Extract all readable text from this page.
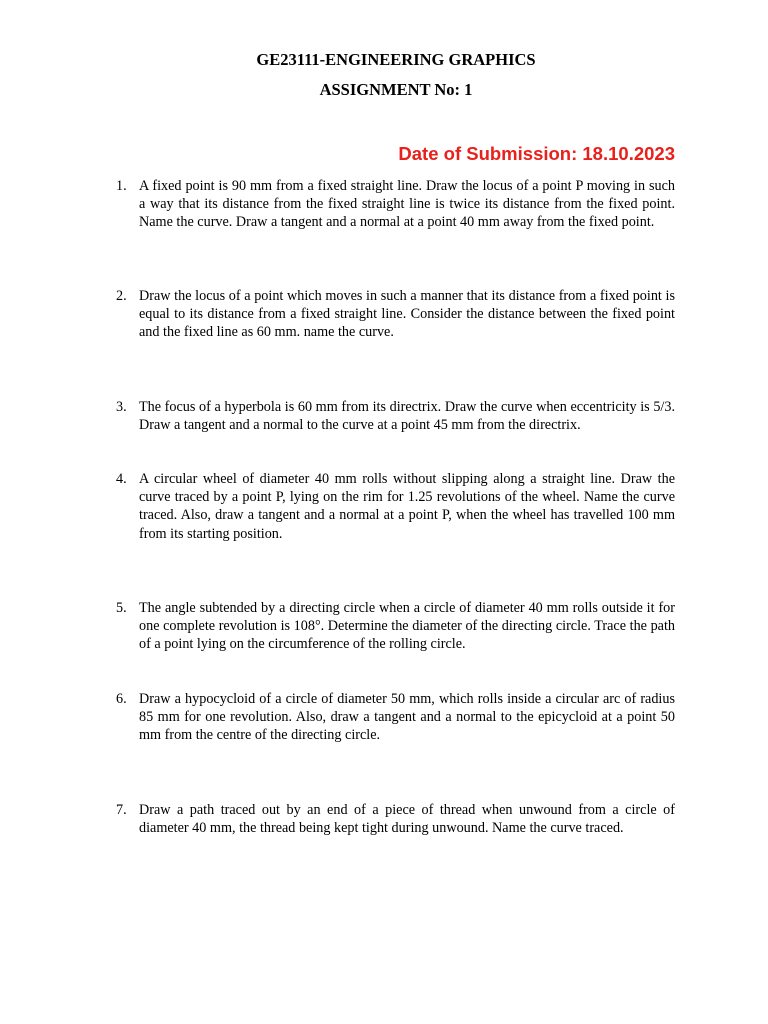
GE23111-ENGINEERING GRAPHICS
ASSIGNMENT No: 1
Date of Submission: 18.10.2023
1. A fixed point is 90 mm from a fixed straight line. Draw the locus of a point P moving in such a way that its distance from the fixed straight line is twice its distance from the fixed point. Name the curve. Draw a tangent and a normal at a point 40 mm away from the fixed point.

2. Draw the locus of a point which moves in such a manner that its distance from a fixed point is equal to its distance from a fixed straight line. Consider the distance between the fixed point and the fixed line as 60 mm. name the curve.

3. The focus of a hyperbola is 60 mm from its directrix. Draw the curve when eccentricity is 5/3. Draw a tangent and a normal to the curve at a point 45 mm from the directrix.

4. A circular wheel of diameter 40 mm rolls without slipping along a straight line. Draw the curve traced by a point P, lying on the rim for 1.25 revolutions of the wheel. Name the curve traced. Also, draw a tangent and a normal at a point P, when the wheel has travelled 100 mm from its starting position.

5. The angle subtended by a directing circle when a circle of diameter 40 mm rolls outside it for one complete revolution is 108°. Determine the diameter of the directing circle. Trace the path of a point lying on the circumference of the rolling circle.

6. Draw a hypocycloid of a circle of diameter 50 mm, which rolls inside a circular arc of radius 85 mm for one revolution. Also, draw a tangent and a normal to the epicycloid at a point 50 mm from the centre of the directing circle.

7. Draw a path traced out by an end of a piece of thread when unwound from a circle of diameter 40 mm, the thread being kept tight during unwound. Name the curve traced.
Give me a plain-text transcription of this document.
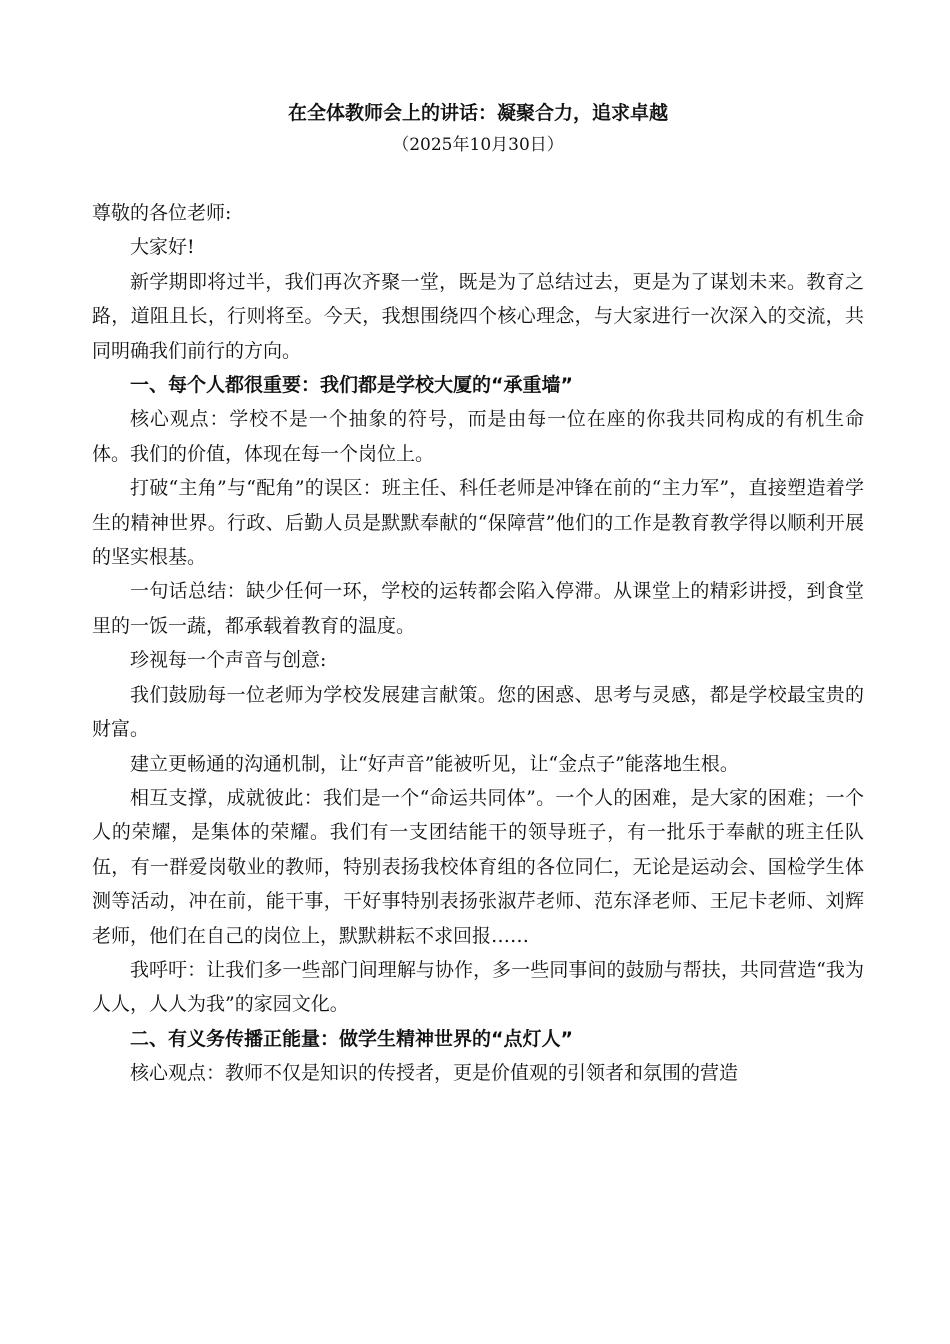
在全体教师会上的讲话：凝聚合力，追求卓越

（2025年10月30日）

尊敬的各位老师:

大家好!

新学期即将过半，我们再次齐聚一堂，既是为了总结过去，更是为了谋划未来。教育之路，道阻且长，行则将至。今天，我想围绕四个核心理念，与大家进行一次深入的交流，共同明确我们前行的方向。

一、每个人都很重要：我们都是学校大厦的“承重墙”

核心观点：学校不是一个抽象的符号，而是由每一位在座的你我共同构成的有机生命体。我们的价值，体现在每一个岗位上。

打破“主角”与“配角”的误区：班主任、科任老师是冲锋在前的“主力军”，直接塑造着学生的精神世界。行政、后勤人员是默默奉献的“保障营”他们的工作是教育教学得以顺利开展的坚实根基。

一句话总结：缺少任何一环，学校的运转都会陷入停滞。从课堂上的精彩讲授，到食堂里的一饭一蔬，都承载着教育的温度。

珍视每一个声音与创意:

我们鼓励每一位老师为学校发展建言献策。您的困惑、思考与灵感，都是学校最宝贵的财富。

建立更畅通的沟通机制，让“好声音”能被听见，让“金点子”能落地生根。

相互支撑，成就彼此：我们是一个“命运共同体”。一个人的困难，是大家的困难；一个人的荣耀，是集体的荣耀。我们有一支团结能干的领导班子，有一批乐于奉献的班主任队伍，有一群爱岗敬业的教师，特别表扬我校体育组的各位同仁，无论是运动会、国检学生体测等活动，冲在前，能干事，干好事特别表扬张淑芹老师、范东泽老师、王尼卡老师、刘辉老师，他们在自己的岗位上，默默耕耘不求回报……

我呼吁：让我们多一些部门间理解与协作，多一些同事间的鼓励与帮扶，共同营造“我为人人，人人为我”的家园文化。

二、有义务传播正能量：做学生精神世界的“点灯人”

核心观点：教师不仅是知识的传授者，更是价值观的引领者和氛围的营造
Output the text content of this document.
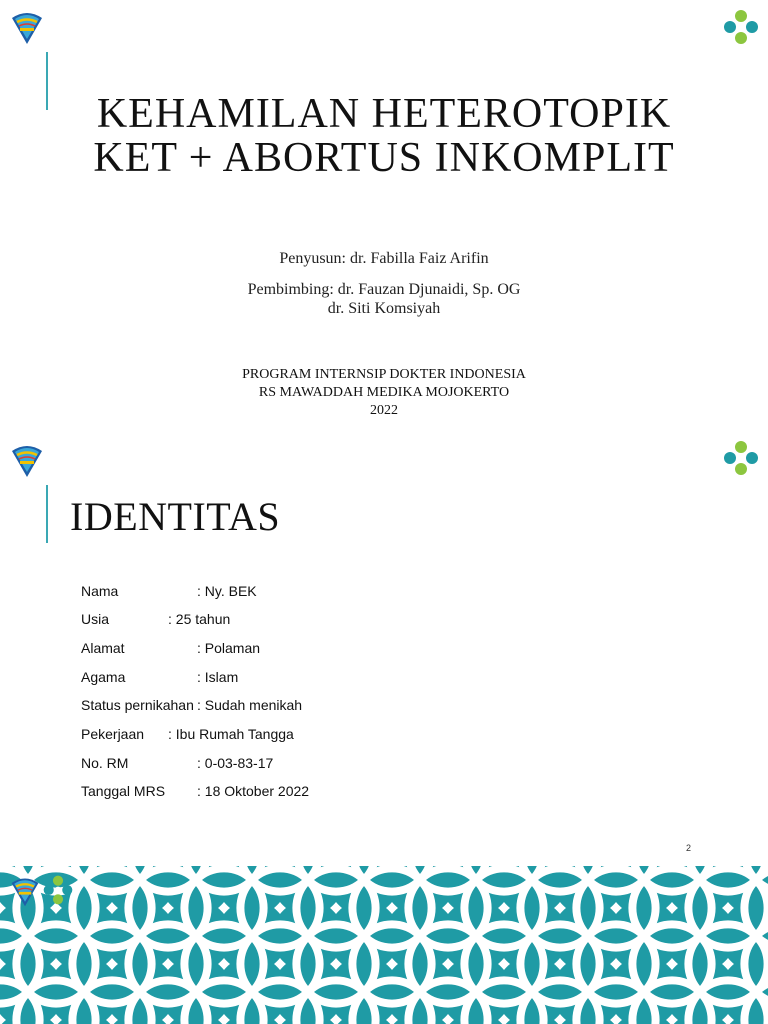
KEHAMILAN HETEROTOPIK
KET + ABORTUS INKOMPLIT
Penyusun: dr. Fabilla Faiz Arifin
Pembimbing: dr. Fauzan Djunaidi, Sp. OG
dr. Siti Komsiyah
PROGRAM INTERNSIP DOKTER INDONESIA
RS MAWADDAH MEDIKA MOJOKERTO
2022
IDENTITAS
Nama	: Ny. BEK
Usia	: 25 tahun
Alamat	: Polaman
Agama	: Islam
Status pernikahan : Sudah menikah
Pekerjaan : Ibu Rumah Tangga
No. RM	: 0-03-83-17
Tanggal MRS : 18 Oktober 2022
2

######

From start to finish, output the listing exactly, but omit its pictures.

Extract all readable text from this page.
GE23111-ENGINEERING GRAPHICS
ASSIGNMENT No: 1
Date of Submission: 18.10.2023
1. A fixed point is 90 mm from a fixed straight line. Draw the locus of a point P moving in such a way that its distance from the fixed straight line is twice its distance from the fixed point. Name the curve. Draw a tangent and a normal at a point 40 mm away from the fixed point.

2. Draw the locus of a point which moves in such a manner that its distance from a fixed point is equal to its distance from a fixed straight line. Consider the distance between the fixed point and the fixed line as 60 mm. name the curve.

3. The focus of a hyperbola is 60 mm from its directrix. Draw the curve when eccentricity is 5/3. Draw a tangent and a normal to the curve at a point 45 mm from the directrix.

4. A circular wheel of diameter 40 mm rolls without slipping along a straight line. Draw the curve traced by a point P, lying on the rim for 1.25 revolutions of the wheel. Name the curve traced. Also, draw a tangent and a normal at a point P, when the wheel has travelled 100 mm from its starting position.

5. The angle subtended by a directing circle when a circle of diameter 40 mm rolls outside it for one complete revolution is 108°. Determine the diameter of the directing circle. Trace the path of a point lying on the circumference of the rolling circle.

6. Draw a hypocycloid of a circle of diameter 50 mm, which rolls inside a circular arc of radius 85 mm for one revolution. Also, draw a tangent and a normal to the epicycloid at a point 50 mm from the centre of the directing circle.

7. Draw a path traced out by an end of a piece of thread when unwound from a circle of diameter 40 mm, the thread being kept tight during unwound. Name the curve traced.
Give me a plain-text transcription of this document.
在全体教师会上的讲话：凝聚合力，追求卓越

（2025年10月30日）

尊敬的各位老师:

大家好!

新学期即将过半，我们再次齐聚一堂，既是为了总结过去，更是为了谋划未来。教育之路，道阻且长，行则将至。今天，我想围绕四个核心理念，与大家进行一次深入的交流，共同明确我们前行的方向。

一、每个人都很重要：我们都是学校大厦的“承重墙”

核心观点：学校不是一个抽象的符号，而是由每一位在座的你我共同构成的有机生命体。我们的价值，体现在每一个岗位上。

打破“主角”与“配角”的误区：班主任、科任老师是冲锋在前的“主力军”，直接塑造着学生的精神世界。行政、后勤人员是默默奉献的“保障营”他们的工作是教育教学得以顺利开展的坚实根基。

一句话总结：缺少任何一环，学校的运转都会陷入停滞。从课堂上的精彩讲授，到食堂里的一饭一蔬，都承载着教育的温度。

珍视每一个声音与创意:

我们鼓励每一位老师为学校发展建言献策。您的困惑、思考与灵感，都是学校最宝贵的财富。

建立更畅通的沟通机制，让“好声音”能被听见，让“金点子”能落地生根。

相互支撑，成就彼此：我们是一个“命运共同体”。一个人的困难，是大家的困难；一个人的荣耀，是集体的荣耀。我们有一支团结能干的领导班子，有一批乐于奉献的班主任队伍，有一群爱岗敬业的教师，特别表扬我校体育组的各位同仁，无论是运动会、国检学生体测等活动，冲在前，能干事，干好事特别表扬张淑芹老师、范东泽老师、王尼卡老师、刘辉老师，他们在自己的岗位上，默默耕耘不求回报……

我呼吁：让我们多一些部门间理解与协作，多一些同事间的鼓励与帮扶，共同营造“我为人人，人人为我”的家园文化。

二、有义务传播正能量：做学生精神世界的“点灯人”

核心观点：教师不仅是知识的传授者，更是价值观的引领者和氛围的营造
Output the text content of this document.
KEHAMILAN HETEROTOPIK
KET + ABORTUS INKOMPLIT
Penyusun: dr. Fabilla Faiz Arifin
Pembimbing: dr. Fauzan Djunaidi, Sp. OG
dr. Siti Komsiyah
PROGRAM INTERNSIP DOKTER INDONESIA
RS MAWADDAH MEDIKA MOJOKERTO
2022
IDENTITAS
Nama	: Ny. BEK
Usia	: 25 tahun
Alamat	: Polaman
Agama	: Islam
Status pernikahan : Sudah menikah
Pekerjaan : Ibu Rumah Tangga
No. RM	: 0-03-83-17
Tanggal MRS : 18 Oktober 2022
2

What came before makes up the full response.